• Task brief: Print the listing below in its entirety, character for character.

• Input material:

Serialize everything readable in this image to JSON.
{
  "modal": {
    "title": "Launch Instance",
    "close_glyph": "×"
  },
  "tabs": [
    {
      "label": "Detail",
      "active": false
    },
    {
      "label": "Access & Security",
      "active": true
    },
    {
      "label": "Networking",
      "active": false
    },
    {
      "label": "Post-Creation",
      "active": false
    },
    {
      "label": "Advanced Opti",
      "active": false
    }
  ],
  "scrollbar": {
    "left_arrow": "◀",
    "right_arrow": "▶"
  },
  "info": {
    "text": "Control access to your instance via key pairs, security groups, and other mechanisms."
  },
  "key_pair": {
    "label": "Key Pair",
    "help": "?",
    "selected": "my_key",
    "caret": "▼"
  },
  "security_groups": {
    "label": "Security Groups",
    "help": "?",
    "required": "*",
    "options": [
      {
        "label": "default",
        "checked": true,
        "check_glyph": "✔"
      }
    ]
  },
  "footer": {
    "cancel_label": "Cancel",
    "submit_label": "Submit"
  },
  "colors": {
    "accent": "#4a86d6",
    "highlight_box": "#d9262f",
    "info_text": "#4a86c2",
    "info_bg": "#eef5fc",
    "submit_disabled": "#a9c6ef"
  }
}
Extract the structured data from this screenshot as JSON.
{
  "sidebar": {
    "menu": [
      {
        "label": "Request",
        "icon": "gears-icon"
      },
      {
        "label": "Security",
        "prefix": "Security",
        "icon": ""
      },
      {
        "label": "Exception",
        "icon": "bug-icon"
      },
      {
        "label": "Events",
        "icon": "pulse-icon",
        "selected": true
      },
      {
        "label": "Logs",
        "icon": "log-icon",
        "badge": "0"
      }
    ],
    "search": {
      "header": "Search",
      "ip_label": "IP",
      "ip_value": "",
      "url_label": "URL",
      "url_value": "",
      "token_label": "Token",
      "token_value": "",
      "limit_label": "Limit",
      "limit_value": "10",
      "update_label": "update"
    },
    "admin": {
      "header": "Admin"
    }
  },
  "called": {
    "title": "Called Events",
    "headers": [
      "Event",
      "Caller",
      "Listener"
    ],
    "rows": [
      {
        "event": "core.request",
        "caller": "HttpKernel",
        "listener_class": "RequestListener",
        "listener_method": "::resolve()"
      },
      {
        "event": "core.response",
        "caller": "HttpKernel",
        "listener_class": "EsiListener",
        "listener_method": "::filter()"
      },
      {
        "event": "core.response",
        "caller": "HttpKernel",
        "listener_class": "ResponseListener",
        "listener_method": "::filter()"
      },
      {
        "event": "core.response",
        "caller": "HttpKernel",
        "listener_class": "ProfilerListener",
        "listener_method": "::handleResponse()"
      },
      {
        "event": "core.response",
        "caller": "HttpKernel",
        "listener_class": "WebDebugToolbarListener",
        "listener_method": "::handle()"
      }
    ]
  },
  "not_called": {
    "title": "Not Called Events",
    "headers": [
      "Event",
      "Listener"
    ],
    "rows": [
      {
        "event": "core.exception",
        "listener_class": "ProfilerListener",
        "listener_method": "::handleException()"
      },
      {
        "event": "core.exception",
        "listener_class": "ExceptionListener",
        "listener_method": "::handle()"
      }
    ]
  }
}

• Task solution:
Serialize everything readable in this image to JSON.
{
  "modal": {
    "title": "Launch Instance",
    "close_glyph": "×"
  },
  "tabs": [
    {
      "label": "Detail",
      "active": false
    },
    {
      "label": "Access & Security",
      "active": true
    },
    {
      "label": "Networking",
      "active": false
    },
    {
      "label": "Post-Creation",
      "active": false
    },
    {
      "label": "Advanced Opti",
      "active": false
    }
  ],
  "scrollbar": {
    "left_arrow": "◀",
    "right_arrow": "▶"
  },
  "info": {
    "text": "Control access to your instance via key pairs, security groups, and other mechanisms."
  },
  "key_pair": {
    "label": "Key Pair",
    "help": "?",
    "selected": "my_key",
    "caret": "▼"
  },
  "security_groups": {
    "label": "Security Groups",
    "help": "?",
    "required": "*",
    "options": [
      {
        "label": "default",
        "checked": true,
        "check_glyph": "✔"
      }
    ]
  },
  "footer": {
    "cancel_label": "Cancel",
    "submit_label": "Submit"
  },
  "colors": {
    "accent": "#4a86d6",
    "highlight_box": "#d9262f",
    "info_text": "#4a86c2",
    "info_bg": "#eef5fc",
    "submit_disabled": "#a9c6ef"
  }
}
Extract the structured data from this screenshot as JSON.
{
  "sidebar": {
    "menu": [
      {
        "label": "Request",
        "icon": "gears-icon"
      },
      {
        "label": "Security",
        "prefix": "Security",
        "icon": ""
      },
      {
        "label": "Exception",
        "icon": "bug-icon"
      },
      {
        "label": "Events",
        "icon": "pulse-icon",
        "selected": true
      },
      {
        "label": "Logs",
        "icon": "log-icon",
        "badge": "0"
      }
    ],
    "search": {
      "header": "Search",
      "ip_label": "IP",
      "ip_value": "",
      "url_label": "URL",
      "url_value": "",
      "token_label": "Token",
      "token_value": "",
      "limit_label": "Limit",
      "limit_value": "10",
      "update_label": "update"
    },
    "admin": {
      "header": "Admin"
    }
  },
  "called": {
    "title": "Called Events",
    "headers": [
      "Event",
      "Caller",
      "Listener"
    ],
    "rows": [
      {
        "event": "core.request",
        "caller": "HttpKernel",
        "listener_class": "RequestListener",
        "listener_method": "::resolve()"
      },
      {
        "event": "core.response",
        "caller": "HttpKernel",
        "listener_class": "EsiListener",
        "listener_method": "::filter()"
      },
      {
        "event": "core.response",
        "caller": "HttpKernel",
        "listener_class": "ResponseListener",
        "listener_method": "::filter()"
      },
      {
        "event": "core.response",
        "caller": "HttpKernel",
        "listener_class": "ProfilerListener",
        "listener_method": "::handleResponse()"
      },
      {
        "event": "core.response",
        "caller": "HttpKernel",
        "listener_class": "WebDebugToolbarListener",
        "listener_method": "::handle()"
      }
    ]
  },
  "not_called": {
    "title": "Not Called Events",
    "headers": [
      "Event",
      "Listener"
    ],
    "rows": [
      {
        "event": "core.exception",
        "listener_class": "ProfilerListener",
        "listener_method": "::handleException()"
      },
      {
        "event": "core.exception",
        "listener_class": "ExceptionListener",
        "listener_method": "::handle()"
      }
    ]
  }
}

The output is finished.